→ **What is asked**:
Print every entry word for word, but omit the pictures.

═══ Extracted information ═══

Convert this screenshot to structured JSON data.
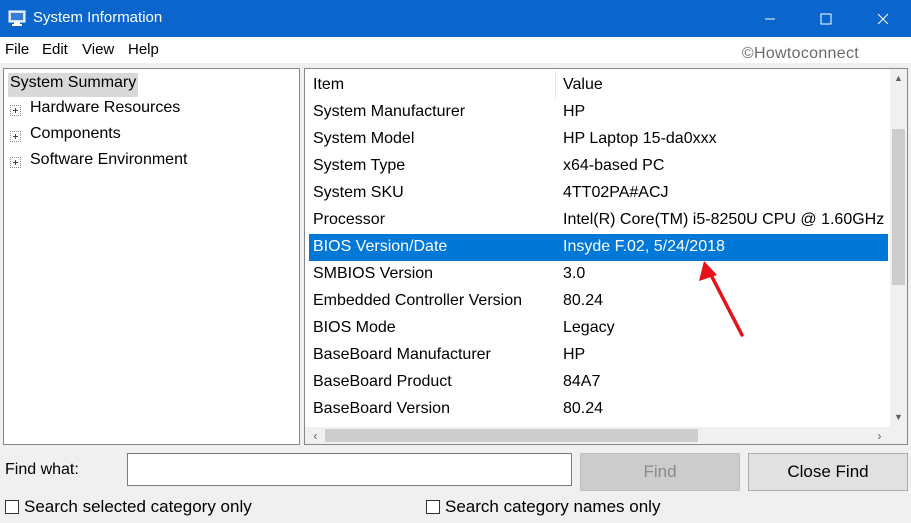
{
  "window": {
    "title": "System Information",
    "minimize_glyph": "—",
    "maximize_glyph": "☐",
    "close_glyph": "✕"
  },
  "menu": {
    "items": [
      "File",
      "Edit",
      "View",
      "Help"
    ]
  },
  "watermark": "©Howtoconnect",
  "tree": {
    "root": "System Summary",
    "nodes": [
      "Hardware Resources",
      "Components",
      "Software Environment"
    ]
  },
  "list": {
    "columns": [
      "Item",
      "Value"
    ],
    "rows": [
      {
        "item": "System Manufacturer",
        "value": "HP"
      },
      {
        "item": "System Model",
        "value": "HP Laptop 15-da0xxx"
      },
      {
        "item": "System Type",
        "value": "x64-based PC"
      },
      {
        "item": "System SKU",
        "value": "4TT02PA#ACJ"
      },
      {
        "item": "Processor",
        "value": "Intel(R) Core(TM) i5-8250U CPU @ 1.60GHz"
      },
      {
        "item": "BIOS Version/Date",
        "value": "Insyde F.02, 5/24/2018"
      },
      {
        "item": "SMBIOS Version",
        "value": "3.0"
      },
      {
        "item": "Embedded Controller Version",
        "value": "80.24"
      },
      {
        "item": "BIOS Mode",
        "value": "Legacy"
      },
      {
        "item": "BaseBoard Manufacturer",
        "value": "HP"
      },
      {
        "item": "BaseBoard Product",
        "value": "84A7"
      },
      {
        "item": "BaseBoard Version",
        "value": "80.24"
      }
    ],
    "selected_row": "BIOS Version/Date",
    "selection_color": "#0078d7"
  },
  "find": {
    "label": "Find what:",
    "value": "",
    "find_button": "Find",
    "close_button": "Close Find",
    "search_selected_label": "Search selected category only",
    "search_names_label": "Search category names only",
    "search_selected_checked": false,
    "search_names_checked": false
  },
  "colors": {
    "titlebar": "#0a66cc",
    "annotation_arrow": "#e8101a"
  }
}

═══

→ **Exercise solution**:
Convert this screenshot to structured JSON data.
{
  "window": {
    "title": "System Information",
    "minimize_glyph": "—",
    "maximize_glyph": "☐",
    "close_glyph": "✕"
  },
  "menu": {
    "items": [
      "File",
      "Edit",
      "View",
      "Help"
    ]
  },
  "watermark": "©Howtoconnect",
  "tree": {
    "root": "System Summary",
    "nodes": [
      "Hardware Resources",
      "Components",
      "Software Environment"
    ]
  },
  "list": {
    "columns": [
      "Item",
      "Value"
    ],
    "rows": [
      {
        "item": "System Manufacturer",
        "value": "HP"
      },
      {
        "item": "System Model",
        "value": "HP Laptop 15-da0xxx"
      },
      {
        "item": "System Type",
        "value": "x64-based PC"
      },
      {
        "item": "System SKU",
        "value": "4TT02PA#ACJ"
      },
      {
        "item": "Processor",
        "value": "Intel(R) Core(TM) i5-8250U CPU @ 1.60GHz"
      },
      {
        "item": "BIOS Version/Date",
        "value": "Insyde F.02, 5/24/2018"
      },
      {
        "item": "SMBIOS Version",
        "value": "3.0"
      },
      {
        "item": "Embedded Controller Version",
        "value": "80.24"
      },
      {
        "item": "BIOS Mode",
        "value": "Legacy"
      },
      {
        "item": "BaseBoard Manufacturer",
        "value": "HP"
      },
      {
        "item": "BaseBoard Product",
        "value": "84A7"
      },
      {
        "item": "BaseBoard Version",
        "value": "80.24"
      }
    ],
    "selected_row": "BIOS Version/Date",
    "selection_color": "#0078d7"
  },
  "find": {
    "label": "Find what:",
    "value": "",
    "find_button": "Find",
    "close_button": "Close Find",
    "search_selected_label": "Search selected category only",
    "search_names_label": "Search category names only",
    "search_selected_checked": false,
    "search_names_checked": false
  },
  "colors": {
    "titlebar": "#0a66cc",
    "annotation_arrow": "#e8101a"
  }
}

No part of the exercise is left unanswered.